» TASK DESCRIPTION:
Reading the listing below, count the lines that contain the word "darajada" and give that count alone.

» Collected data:
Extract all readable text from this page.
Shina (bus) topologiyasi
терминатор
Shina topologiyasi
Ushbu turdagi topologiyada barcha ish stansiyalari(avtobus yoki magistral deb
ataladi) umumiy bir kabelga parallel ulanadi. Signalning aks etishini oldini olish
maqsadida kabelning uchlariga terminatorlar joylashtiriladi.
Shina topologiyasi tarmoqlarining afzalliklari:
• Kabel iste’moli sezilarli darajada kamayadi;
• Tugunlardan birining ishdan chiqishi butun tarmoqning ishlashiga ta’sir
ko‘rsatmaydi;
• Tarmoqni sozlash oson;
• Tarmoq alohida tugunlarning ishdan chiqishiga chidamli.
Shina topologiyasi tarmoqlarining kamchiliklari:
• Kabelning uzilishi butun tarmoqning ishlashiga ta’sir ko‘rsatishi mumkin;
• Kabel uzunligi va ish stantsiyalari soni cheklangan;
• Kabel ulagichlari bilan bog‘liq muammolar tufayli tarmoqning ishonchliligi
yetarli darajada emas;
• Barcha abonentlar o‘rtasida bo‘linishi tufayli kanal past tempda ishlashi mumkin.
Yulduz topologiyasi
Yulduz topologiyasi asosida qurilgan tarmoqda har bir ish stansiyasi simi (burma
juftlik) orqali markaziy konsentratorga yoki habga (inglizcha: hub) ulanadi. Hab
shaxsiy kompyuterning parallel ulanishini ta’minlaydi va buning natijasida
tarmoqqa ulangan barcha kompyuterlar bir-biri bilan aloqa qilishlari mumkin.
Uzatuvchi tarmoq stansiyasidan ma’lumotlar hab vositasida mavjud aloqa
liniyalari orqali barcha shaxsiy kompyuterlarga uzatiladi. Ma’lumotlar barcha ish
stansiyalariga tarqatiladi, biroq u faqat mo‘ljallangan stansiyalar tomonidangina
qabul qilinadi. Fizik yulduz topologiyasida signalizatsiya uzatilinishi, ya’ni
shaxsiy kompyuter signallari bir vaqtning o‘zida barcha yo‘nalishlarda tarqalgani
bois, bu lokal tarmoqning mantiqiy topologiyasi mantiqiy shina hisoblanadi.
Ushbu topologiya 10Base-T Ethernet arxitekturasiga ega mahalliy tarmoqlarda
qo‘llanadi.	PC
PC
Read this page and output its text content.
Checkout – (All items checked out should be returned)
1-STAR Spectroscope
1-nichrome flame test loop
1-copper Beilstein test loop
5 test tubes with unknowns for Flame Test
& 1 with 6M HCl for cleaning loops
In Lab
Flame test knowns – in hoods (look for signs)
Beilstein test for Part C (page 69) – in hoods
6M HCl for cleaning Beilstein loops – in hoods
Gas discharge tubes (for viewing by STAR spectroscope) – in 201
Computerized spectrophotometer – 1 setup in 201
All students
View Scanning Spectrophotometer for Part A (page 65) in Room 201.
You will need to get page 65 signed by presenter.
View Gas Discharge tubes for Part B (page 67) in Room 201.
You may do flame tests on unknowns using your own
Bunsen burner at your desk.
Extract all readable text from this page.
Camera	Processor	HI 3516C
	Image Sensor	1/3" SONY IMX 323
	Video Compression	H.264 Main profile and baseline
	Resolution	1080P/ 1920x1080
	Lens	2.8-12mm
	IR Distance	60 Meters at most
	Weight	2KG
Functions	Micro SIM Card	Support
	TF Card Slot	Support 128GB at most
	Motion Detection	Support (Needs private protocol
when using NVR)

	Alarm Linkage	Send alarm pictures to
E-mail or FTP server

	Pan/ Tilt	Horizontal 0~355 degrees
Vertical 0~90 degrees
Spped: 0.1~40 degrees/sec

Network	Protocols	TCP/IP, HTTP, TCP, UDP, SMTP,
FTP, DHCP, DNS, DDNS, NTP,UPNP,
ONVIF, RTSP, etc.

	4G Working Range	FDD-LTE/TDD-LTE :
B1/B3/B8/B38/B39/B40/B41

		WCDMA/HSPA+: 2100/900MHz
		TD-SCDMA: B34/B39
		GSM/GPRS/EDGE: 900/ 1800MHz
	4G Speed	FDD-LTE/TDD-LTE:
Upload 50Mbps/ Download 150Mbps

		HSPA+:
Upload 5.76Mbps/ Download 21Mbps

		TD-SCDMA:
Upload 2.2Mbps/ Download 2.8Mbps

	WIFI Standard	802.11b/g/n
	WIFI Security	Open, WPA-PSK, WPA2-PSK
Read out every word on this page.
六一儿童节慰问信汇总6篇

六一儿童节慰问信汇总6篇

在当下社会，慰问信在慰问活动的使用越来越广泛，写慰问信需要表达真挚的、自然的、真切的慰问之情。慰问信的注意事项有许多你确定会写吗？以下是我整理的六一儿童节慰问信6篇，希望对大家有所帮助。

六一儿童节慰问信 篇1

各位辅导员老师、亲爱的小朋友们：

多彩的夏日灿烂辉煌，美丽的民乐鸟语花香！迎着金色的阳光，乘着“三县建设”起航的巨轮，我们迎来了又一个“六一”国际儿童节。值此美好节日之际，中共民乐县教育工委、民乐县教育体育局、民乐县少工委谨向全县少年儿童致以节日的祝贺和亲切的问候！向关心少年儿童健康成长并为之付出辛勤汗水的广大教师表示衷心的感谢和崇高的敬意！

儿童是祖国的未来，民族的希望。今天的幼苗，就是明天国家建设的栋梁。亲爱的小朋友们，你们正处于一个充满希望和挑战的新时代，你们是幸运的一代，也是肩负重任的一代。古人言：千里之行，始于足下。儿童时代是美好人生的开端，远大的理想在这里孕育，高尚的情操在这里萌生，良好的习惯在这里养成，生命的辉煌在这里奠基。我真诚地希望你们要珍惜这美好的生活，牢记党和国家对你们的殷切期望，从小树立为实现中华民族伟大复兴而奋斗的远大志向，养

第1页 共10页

» RESULT FOR THIS TASK:
2